* [WHAT THE TASK REQUIRES] Print all the records exactly, please.

— Start RECORDS PROVIDED —

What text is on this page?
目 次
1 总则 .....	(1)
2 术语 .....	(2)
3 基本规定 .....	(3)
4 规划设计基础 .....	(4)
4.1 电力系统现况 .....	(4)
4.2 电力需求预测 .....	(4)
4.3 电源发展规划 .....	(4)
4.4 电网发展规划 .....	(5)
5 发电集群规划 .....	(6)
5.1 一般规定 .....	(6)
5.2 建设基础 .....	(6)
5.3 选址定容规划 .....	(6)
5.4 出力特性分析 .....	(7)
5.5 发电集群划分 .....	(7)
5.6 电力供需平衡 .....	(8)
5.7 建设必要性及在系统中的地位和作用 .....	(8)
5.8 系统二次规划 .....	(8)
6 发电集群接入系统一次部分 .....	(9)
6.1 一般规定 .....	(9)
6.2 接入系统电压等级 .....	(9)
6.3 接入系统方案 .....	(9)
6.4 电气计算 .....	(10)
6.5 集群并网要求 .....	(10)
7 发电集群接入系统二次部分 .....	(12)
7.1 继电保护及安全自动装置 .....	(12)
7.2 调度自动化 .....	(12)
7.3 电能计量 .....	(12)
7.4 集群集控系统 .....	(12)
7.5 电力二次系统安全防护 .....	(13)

— End RECORDS PROVIDED —

* [RESPONSE TO THE TASK]
What text is on this page?
目 次
1 总则 .....	(1)
2 术语 .....	(2)
3 基本规定 .....	(3)
4 规划设计基础 .....	(4)
4.1 电力系统现况 .....	(4)
4.2 电力需求预测 .....	(4)
4.3 电源发展规划 .....	(4)
4.4 电网发展规划 .....	(5)
5 发电集群规划 .....	(6)
5.1 一般规定 .....	(6)
5.2 建设基础 .....	(6)
5.3 选址定容规划 .....	(6)
5.4 出力特性分析 .....	(7)
5.5 发电集群划分 .....	(7)
5.6 电力供需平衡 .....	(8)
5.7 建设必要性及在系统中的地位和作用 .....	(8)
5.8 系统二次规划 .....	(8)
6 发电集群接入系统一次部分 .....	(9)
6.1 一般规定 .....	(9)
6.2 接入系统电压等级 .....	(9)
6.3 接入系统方案 .....	(9)
6.4 电气计算 .....	(10)
6.5 集群并网要求 .....	(10)
7 发电集群接入系统二次部分 .....	(12)
7.1 继电保护及安全自动装置 .....	(12)
7.2 调度自动化 .....	(12)
7.3 电能计量 .....	(12)
7.4 集群集控系统 .....	(12)
7.5 电力二次系统安全防护 .....	(13)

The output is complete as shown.